— Data records —

##############################

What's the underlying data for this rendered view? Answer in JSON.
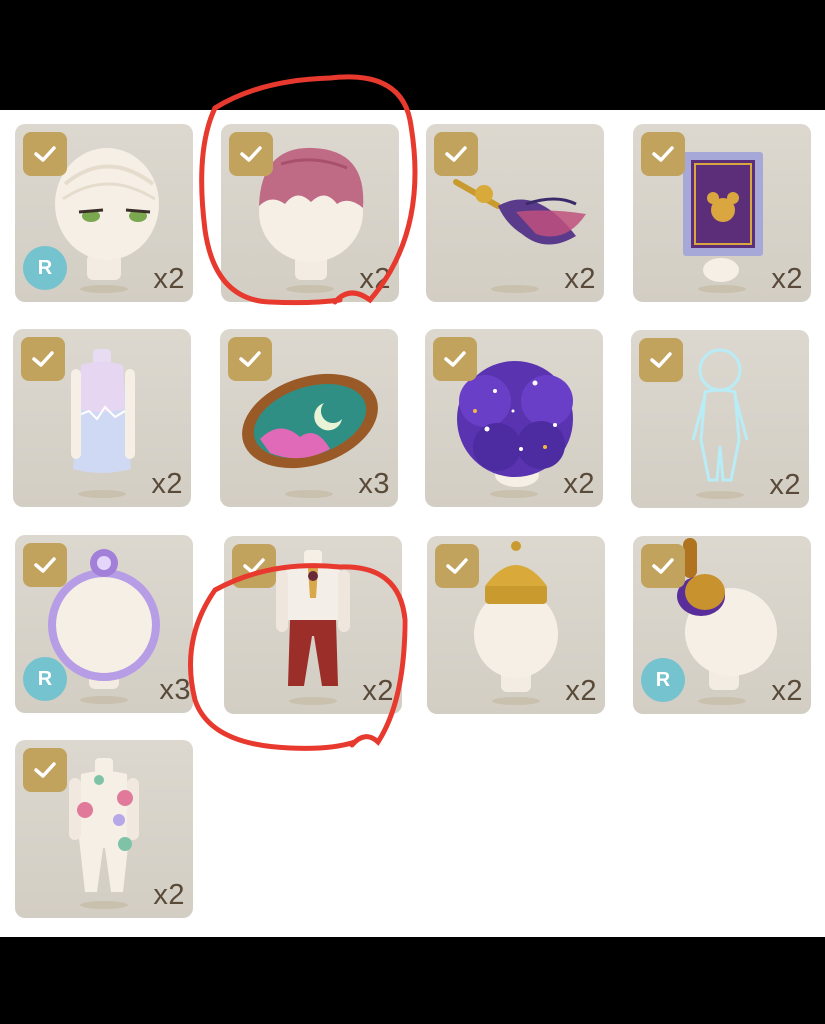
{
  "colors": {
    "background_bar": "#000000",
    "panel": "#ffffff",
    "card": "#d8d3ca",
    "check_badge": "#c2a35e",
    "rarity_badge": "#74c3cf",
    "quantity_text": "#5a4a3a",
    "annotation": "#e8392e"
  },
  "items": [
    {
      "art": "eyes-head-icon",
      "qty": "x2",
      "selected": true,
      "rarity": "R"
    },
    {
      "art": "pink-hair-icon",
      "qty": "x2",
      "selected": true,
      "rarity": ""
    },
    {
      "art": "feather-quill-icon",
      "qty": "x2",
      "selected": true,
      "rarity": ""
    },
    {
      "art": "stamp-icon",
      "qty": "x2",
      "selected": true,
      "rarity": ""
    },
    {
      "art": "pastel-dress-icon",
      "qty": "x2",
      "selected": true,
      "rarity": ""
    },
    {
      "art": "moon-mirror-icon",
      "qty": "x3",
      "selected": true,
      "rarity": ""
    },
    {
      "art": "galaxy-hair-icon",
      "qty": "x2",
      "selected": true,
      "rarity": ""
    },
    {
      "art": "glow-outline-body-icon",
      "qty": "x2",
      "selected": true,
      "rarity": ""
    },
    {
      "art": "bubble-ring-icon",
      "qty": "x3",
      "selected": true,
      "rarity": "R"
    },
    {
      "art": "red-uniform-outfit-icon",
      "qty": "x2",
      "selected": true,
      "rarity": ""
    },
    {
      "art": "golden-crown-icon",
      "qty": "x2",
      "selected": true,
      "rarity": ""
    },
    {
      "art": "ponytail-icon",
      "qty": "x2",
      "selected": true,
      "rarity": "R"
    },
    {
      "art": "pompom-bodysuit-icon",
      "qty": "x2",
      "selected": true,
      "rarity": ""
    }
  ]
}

##############################

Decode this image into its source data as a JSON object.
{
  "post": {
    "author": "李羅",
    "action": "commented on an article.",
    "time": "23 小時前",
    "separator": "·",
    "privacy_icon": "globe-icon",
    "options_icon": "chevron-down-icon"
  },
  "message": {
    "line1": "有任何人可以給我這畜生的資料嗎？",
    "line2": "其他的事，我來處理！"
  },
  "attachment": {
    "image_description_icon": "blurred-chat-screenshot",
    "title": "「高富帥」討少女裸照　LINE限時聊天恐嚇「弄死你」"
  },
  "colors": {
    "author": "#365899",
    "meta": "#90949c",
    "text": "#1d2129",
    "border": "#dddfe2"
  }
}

##############################

— Problem to solve —
Filter out every line that lacks the word "this", and copy the rest.

— Full answer —
What's the underlying data for this rendered view? Answer in JSON.
Decode this image into its source data as a JSON object.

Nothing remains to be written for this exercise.